*THE PROBLEM:* Return every line of the entries that includes the word "content".
•••
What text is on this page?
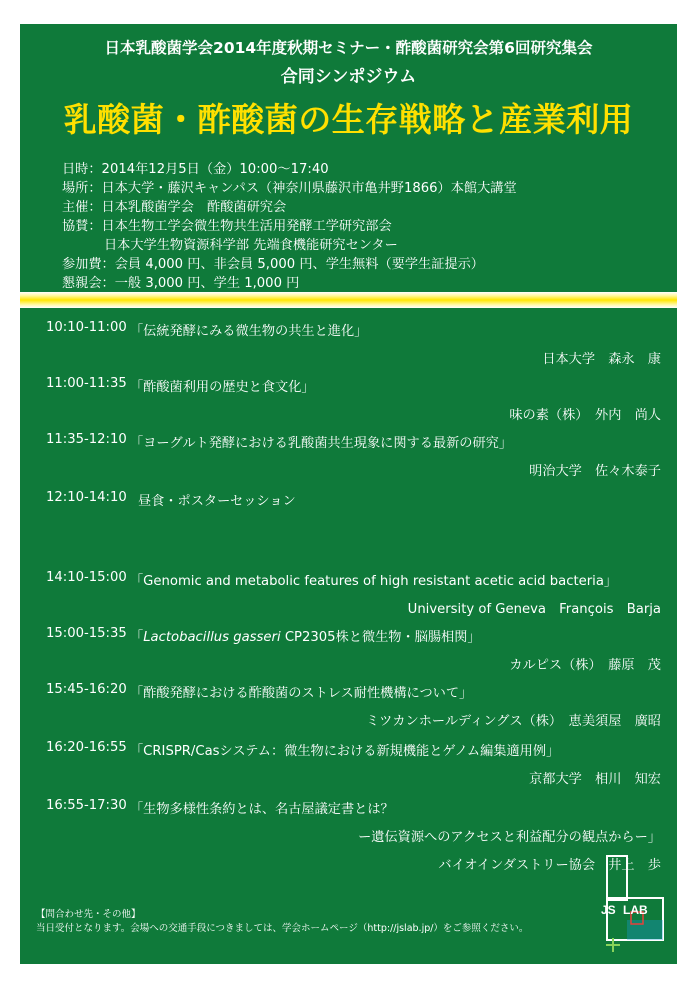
日本乳酸菌学会2014年度秋期セミナー・酢酸菌研究会第6回研究集会
合同シンポジウム
乳酸菌・酢酸菌の生存戦略と産業利用
日時：2014年12月5日（金）10:00～17:40
場所：日本大学・藤沢キャンパス（神奈川県藤沢市亀井野1866）本館大講堂
主催：日本乳酸菌学会　酢酸菌研究会
協賛：日本生物工学会微生物共生活用発酵工学研究部会
日本大学生物資源科学部 先端食機能研究センター
参加費：会員 4,000 円、非会員 5,000 円、学生無料（要学生証提示）
懇親会：一般 3,000 円、学生 1,000 円
10:10-11:00 「伝統発酵にみる微生物の共生と進化」
日本大学　森永　康
11:00-11:35 「酢酸菌利用の歴史と食文化」
味の素（株）　外内　尚人
11:35-12:10 「ヨーグルト発酵における乳酸菌共生現象に関する最新の研究」
明治大学　佐々木泰子
12:10-14:10 昼食・ポスターセッション
14:10-15:00 「Genomic and metabolic features of high resistant acetic acid bacteria」
University of Geneva　François　Barja
15:00-15:35 「Lactobacillus gasseri CP2305株と微生物・脳腸相関」
カルピス（株）　藤原　茂
15:45-16:20 「酢酸発酵における酢酸菌のストレス耐性機構について」
ミツカンホールディングス（株）　恵美須屋　廣昭
16:20-16:55 「CRISPR/Casシステム：微生物における新規機能とゲノム編集適用例」
京都大学　相川　知宏
16:55-17:30 「生物多様性条約とは、名古屋議定書とは？
ー遺伝資源へのアクセスと利益配分の観点からー」
バイオインダストリー協会　井上　歩
【問合わせ先・その他】
当日受付となります。会場への交通手段につきましては、学会ホームページ（http://jslab.jp/）をご参照ください。
JS LAB
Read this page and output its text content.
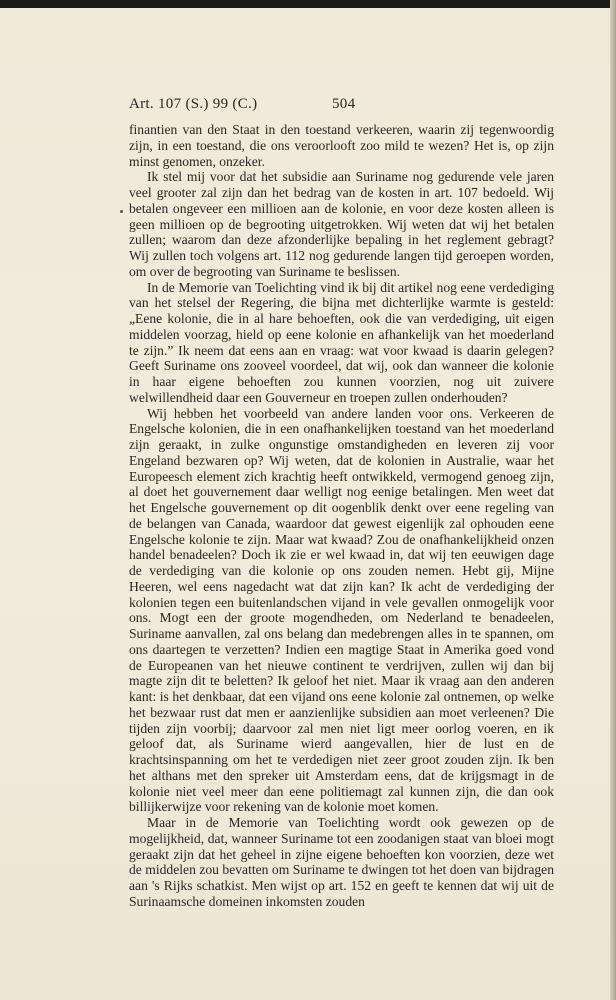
Art. 107 (S.) 99 (C.)	504

finantien van den Staat in den toestand verkeeren, waarin zij tegenwoordig zijn, in een toestand, die ons veroorlooft zoo mild te wezen? Het is, op zijn minst genomen, onzeker.

Ik stel mij voor dat het subsidie aan Suriname nog gedurende vele jaren veel grooter zal zijn dan het bedrag van de kosten in art. 107 bedoeld. Wij betalen ongeveer een millioen aan de kolonie, en voor deze kosten alleen is geen millioen op de begrooting uitgetrokken. Wij weten dat wij het betalen zullen; waarom dan deze afzonderlijke bepaling in het reglement gebragt? Wij zullen toch volgens art. 112 nog gedurende langen tijd geroepen worden, om over de begrooting van Suriname te beslissen.

In de Memorie van Toelichting vind ik bij dit artikel nog eene verdediging van het stelsel der Regering, die bijna met dichterlijke warmte is gesteld: „Eene kolonie, die in al hare behoeften, ook die van verdediging, uit eigen middelen voorzag, hield op eene kolonie en afhankelijk van het moederland te zijn.” Ik neem dat eens aan en vraag: wat voor kwaad is daarin gelegen? Geeft Suriname ons zooveel voordeel, dat wij, ook dan wanneer die kolonie in haar eigene behoeften zou kunnen voorzien, nog uit zuivere welwillendheid daar een Gouverneur en troepen zullen onderhouden?

Wij hebben het voorbeeld van andere landen voor ons. Verkeeren de Engelsche kolonien, die in een onafhankelijken toestand van het moederland zijn geraakt, in zulke ongunstige omstandigheden en leveren zij voor Engeland bezwaren op? Wij weten, dat de kolonien in Australie, waar het Europeesch element zich krachtig heeft ontwikkeld, vermogend genoeg zijn, al doet het gouvernement daar welligt nog eenige betalingen. Men weet dat het Engelsche gouvernement op dit oogenblik denkt over eene regeling van de belangen van Canada, waardoor dat gewest eigenlijk zal ophouden eene Engelsche kolonie te zijn. Maar wat kwaad? Zou de onafhankelijkheid onzen handel benadeelen? Doch ik zie er wel kwaad in, dat wij ten eeuwigen dage de verdediging van die kolonie op ons zouden nemen. Hebt gij, Mijne Heeren, wel eens nagedacht wat dat zijn kan? Ik acht de verdediging der kolonien tegen een buitenlandschen vijand in vele gevallen onmogelijk voor ons. Mogt een der groote mogendheden, om Nederland te benadeelen, Suriname aanvallen, zal ons belang dan medebrengen alles in te spannen, om ons daartegen te verzetten? Indien een magtige Staat in Amerika goed vond de Europeanen van het nieuwe continent te verdrijven, zullen wij dan bij magte zijn dit te beletten? Ik geloof het niet. Maar ik vraag aan den anderen kant: is het denkbaar, dat een vijand ons eene kolonie zal ontnemen, op welke het bezwaar rust dat men er aanzienlijke subsidien aan moet verleenen? Die tijden zijn voorbij; daarvoor zal men niet ligt meer oorlog voeren, en ik geloof dat, als Suriname wierd aangevallen, hier de lust en de krachtsinspanning om het te verdedigen niet zeer groot zouden zijn. Ik ben het althans met den spreker uit Amsterdam eens, dat de krijgsmagt in de kolonie niet veel meer dan eene politiemagt zal kunnen zijn, die dan ook billijkerwijze voor rekening van de kolonie moet komen.

Maar in de Memorie van Toelichting wordt ook gewezen op de mogelijkheid, dat, wanneer Suriname tot een zoodanigen staat van bloei mogt geraakt zijn dat het geheel in zijne eigene behoeften kon voorzien, deze wet de middelen zou bevatten om Suriname te dwingen tot het doen van bijdragen aan 's Rijks schatkist. Men wijst op art. 152 en geeft te kennen dat wij uit de Surinaamsche domeinen inkomsten zouden
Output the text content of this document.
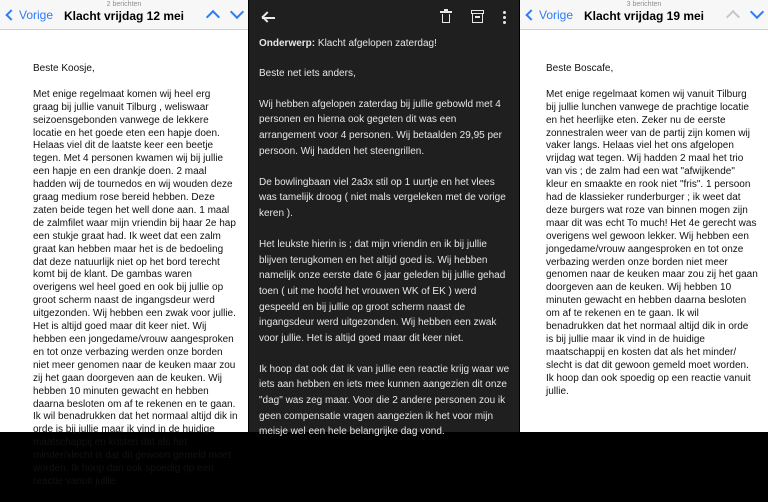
2 berichten
Vorige Klacht vrijdag 12 mei

Beste Koosje,

Met enige regelmaat komen wij heel erg graag bij jullie vanuit Tilburg , weliswaar seizoensgebonden vanwege de lekkere locatie en het goede eten een hapje doen. Helaas viel dit de laatste keer een beetje tegen. Met 4 personen kwamen wij bij jullie een hapje en een drankje doen. 2 maal hadden wij de tournedos en wij wouden deze graag medium rose bereid hebben. Deze zaten beide tegen het well done aan. 1 maal de zalmfilet waar mijn vriendin bij haar 2e hap een stukje graat had. Ik weet dat een zalm graat kan hebben maar het is de bedoeling dat deze natuurlijk niet op het bord terecht komt bij de klant. De gambas waren overigens wel heel goed en ook bij jullie op groot scherm naast de ingangsdeur werd uitgezonden. Wij hebben een zwak voor jullie. Het is altijd goed maar dit keer niet. Wij hebben een jongedame/vrouw aangesproken en tot onze verbazing werden onze borden niet meer genomen naar de keuken maar zou zij het gaan doorgeven aan de keuken. Wij hebben 10 minuten gewacht en hebben daarna besloten om af te rekenen en te gaan. Ik wil benadrukken dat het normaal altijd dik in orde is bij jullie maar ik vind in de huidige maatschappij en kosten dat als het minder/slecht is dat dit gewoon gemeld moet worden. Ik hoop dan ook spoedig op een reactie vanuit jullie.

Onderwerp: Klacht afgelopen zaterdag!

Beste net iets anders,

Wij hebben afgelopen zaterdag bij jullie gebowld met 4 personen en hierna ook gegeten dit was een arrangement voor 4 personen. Wij betaalden 29,95 per persoon. Wij hadden het steengrillen.

De bowlingbaan viel 2a3x stil op 1 uurtje en het vlees was tamelijk droog ( niet mals vergeleken met de vorige keren ).

Het leukste hierin is ; dat mijn vriendin en ik bij jullie blijven terugkomen en het altijd goed is. Wij hebben namelijk onze eerste date 6 jaar geleden bij jullie gehad toen ( uit me hoofd het vrouwen WK of EK ) werd gespeeld en bij jullie op groot scherm naast de ingangsdeur werd uitgezonden. Wij hebben een zwak voor jullie. Het is altijd goed maar dit keer niet.

Ik hoop dat ook dat ik van jullie een reactie krijg waar we iets aan hebben en iets mee kunnen aangezien dit onze "dag" was zeg maar. Voor die 2 andere personen zou ik geen compensatie vragen aangezien ik het voor mijn meisje wel een hele belangrijke dag vond.

3 berichten
Vorige Klacht vrijdag 19 mei

Beste Boscafe,

Met enige regelmaat komen wij vanuit Tilburg bij jullie lunchen vanwege de prachtige locatie en het heerlijke eten. Zeker nu de eerste zonnestralen weer van de partij zijn komen wij vaker langs. Helaas viel het ons afgelopen vrijdag wat tegen. Wij hadden 2 maal het trio van vis ; de zalm had een wat "afwijkende" kleur en smaakte en rook niet "fris". 1 persoon had de klassieker runderburger ; ik weet dat deze burgers wat roze van binnen mogen zijn maar dit was echt To much! Het 4e gerecht was overigens wel gewoon lekker. Wij hebben een jongedame/vrouw aangesproken en tot onze verbazing werden onze borden niet meer genomen naar de keuken maar zou zij het gaan doorgeven aan de keuken. Wij hebben 10 minuten gewacht en hebben daarna besloten om af te rekenen en te gaan. Ik wil benadrukken dat het normaal altijd dik in orde is bij jullie maar ik vind in de huidige maatschappij en kosten dat als het minder/ slecht is dat dit gewoon gemeld moet worden. Ik hoop dan ook spoedig op een reactie vanuit jullie.
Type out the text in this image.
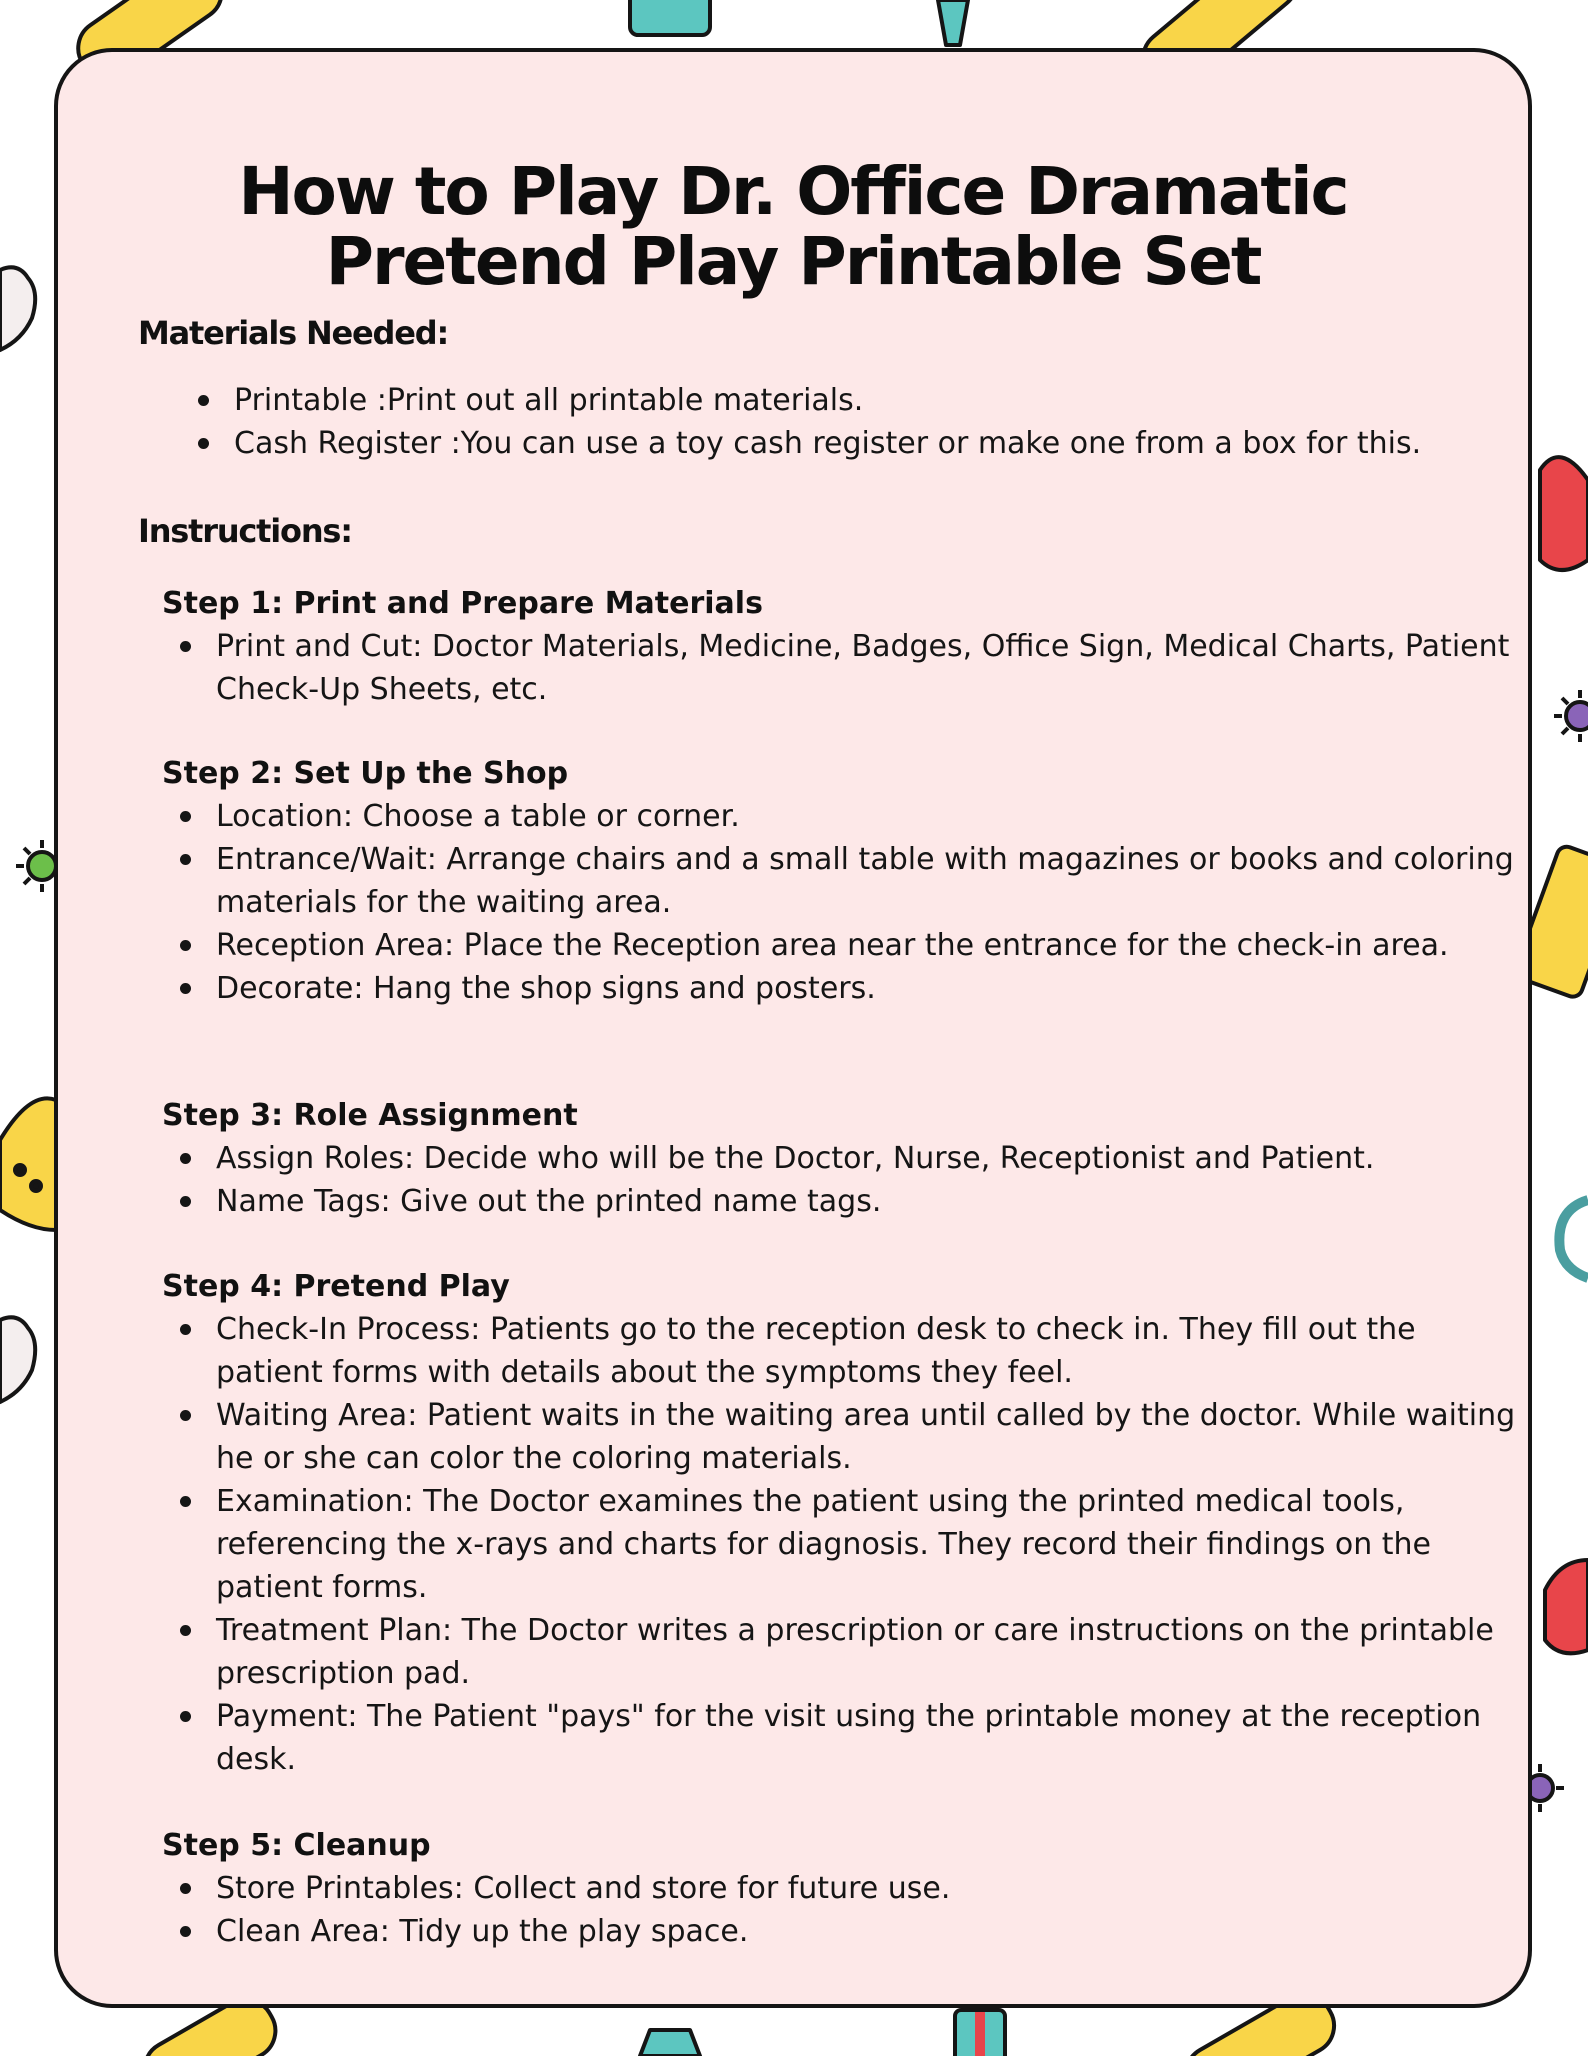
How to Play Dr. Office Dramatic
Pretend Play Printable Set
Materials Needed:
Printable :Print out all printable materials.
Cash Register :You can use a toy cash register or make one from a box for this.
Instructions:

Step 1: Print and Prepare Materials

Print and Cut: Doctor Materials, Medicine, Badges, Office Sign, Medical Charts, Patient Check-Up Sheets, etc.

Step 2: Set Up the Shop

Location: Choose a table or corner.
Entrance/Wait: Arrange chairs and a small table with magazines or books and coloring materials for the waiting area.
Reception Area: Place the Reception area near the entrance for the check-in area.
Decorate: Hang the shop signs and posters.

Step 3: Role Assignment

Assign Roles: Decide who will be the Doctor, Nurse, Receptionist and Patient.
Name Tags: Give out the printed name tags.

Step 4: Pretend Play

Check-In Process: Patients go to the reception desk to check in. They fill out the patient forms with details about the symptoms they feel.
Waiting Area: Patient waits in the waiting area until called by the doctor. While waiting he or she can color the coloring materials.
Examination: The Doctor examines the patient using the printed medical tools, referencing the x-rays and charts for diagnosis. They record their findings on the patient forms.
Treatment Plan: The Doctor writes a prescription or care instructions on the printable prescription pad.
Payment: The Patient "pays" for the visit using the printable money at the reception desk.

Step 5: Cleanup

Store Printables: Collect and store for future use.
Clean Area: Tidy up the play space.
•••
*RESPONSE TO THE TASK:*
Read this page and output its text content.
Output the text content of this document.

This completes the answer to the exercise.